*** Block opens ***
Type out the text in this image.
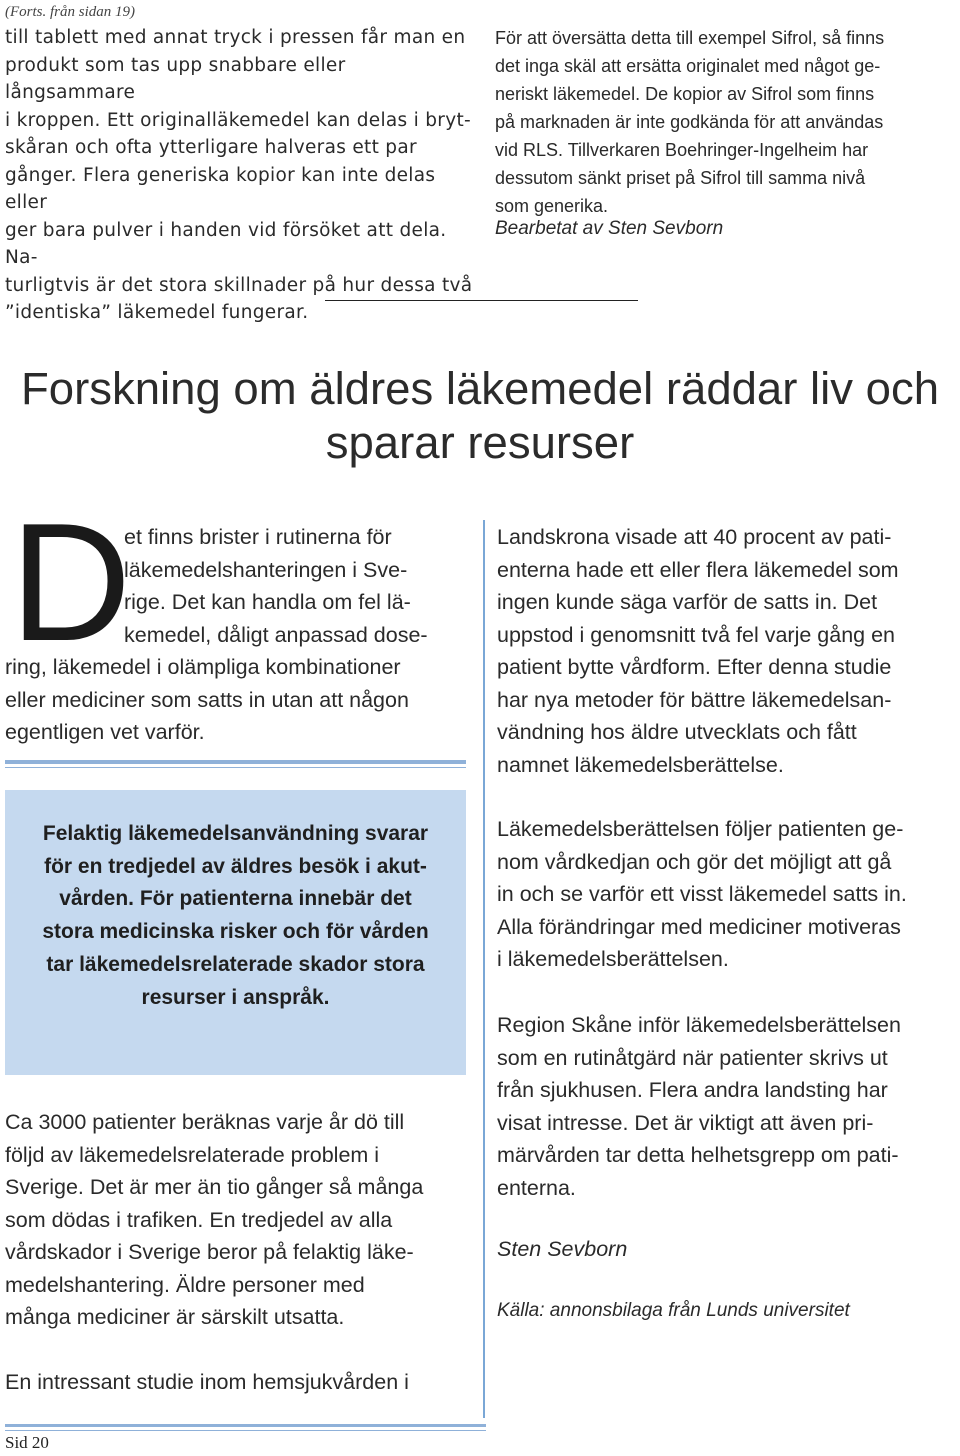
(Forts. från sidan 19)

till tablett med annat tryck i pressen får man en
produkt som tas upp snabbare eller långsammare
i kroppen. Ett originalläkemedel kan delas i bryt-
skåran och ofta ytterligare halveras ett par
gånger. Flera generiska kopior kan inte delas eller
ger bara pulver i handen vid försöket att dela. Na-
turligtvis är det stora skillnader på hur dessa två
”identiska” läkemedel fungerar.

För att översätta detta till exempel Sifrol, så finns
det inga skäl att ersätta originalet med något ge-
neriskt läkemedel. De kopior av Sifrol som finns
på marknaden är inte godkända för att användas
vid RLS. Tillverkaren Boehringer-Ingelheim har
dessutom sänkt priset på Sifrol till samma nivå
som generika.

Bearbetat av Sten Sevborn
Forskning om äldres läkemedel räddar liv och
sparar resurser
D
et finns brister i rutinerna för
läkemedelshanteringen i Sve-
rige. Det kan handla om fel lä-
kemedel, dåligt anpassad dose-
ring, läkemedel i olämpliga kombinationer
eller mediciner som satts in utan att någon
egentligen vet varför.

Felaktig läkemedelsanvändning svarar
för en tredjedel av äldres besök i akut-
vården. För patienterna innebär det
stora medicinska risker och för vården
tar läkemedelsrelaterade skador stora
resurser i anspråk.

Ca 3000 patienter beräknas varje år dö till
följd av läkemedelsrelaterade problem i
Sverige. Det är mer än tio gånger så många
som dödas i trafiken. En tredjedel av alla
vårdskador i Sverige beror på felaktig läke-
medelshantering. Äldre personer med
många mediciner är särskilt utsatta.

En intressant studie inom hemsjukvården i

Landskrona visade att 40 procent av pati-
enterna hade ett eller flera läkemedel som
ingen kunde säga varför de satts in. Det
uppstod i genomsnitt två fel varje gång en
patient bytte vårdform. Efter denna studie
har nya metoder för bättre läkemedelsan-
vändning hos äldre utvecklats och fått
namnet läkemedelsberättelse.

Läkemedelsberättelsen följer patienten ge-
nom vårdkedjan och gör det möjligt att gå
in och se varför ett visst läkemedel satts in.
Alla förändringar med mediciner motiveras
i läkemedelsberättelsen.

Region Skåne inför läkemedelsberättelsen
som en rutinåtgärd när patienter skrivs ut
från sjukhusen. Flera andra landsting har
visat intresse. Det är viktigt att även pri-
märvården tar detta helhetsgrepp om pati-
enterna.

Sten Sevborn
Källa: annonsbilaga från Lunds universitet
Sid 20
*** Block closes ***
=== Instructions to follow ===
Answer with a number alone: how many lines of the records contain the string "Sevborn"?

=== Response ===
2